═════ EXTRACTED RECORDS

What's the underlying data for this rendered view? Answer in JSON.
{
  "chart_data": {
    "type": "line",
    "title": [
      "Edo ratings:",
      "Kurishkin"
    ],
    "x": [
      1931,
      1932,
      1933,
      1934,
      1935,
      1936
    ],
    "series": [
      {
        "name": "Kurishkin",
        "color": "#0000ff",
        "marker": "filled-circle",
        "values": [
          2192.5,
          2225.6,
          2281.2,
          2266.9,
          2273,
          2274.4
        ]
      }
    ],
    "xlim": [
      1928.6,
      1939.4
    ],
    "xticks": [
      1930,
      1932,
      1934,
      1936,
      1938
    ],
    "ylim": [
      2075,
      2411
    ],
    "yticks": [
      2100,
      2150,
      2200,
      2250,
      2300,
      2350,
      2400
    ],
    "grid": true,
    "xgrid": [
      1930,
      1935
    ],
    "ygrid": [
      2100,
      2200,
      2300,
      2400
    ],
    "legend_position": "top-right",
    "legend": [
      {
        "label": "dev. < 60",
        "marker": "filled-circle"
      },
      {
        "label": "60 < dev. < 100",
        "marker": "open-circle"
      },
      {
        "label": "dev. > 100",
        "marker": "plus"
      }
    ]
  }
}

══════════

WHAT IS REQUIRED - Read the data above. Pull out each line in which the string "filled" appears.

OUTPUT OF THE EXERCISE -
        "marker": "filled-circle",
        "marker": "filled-circle"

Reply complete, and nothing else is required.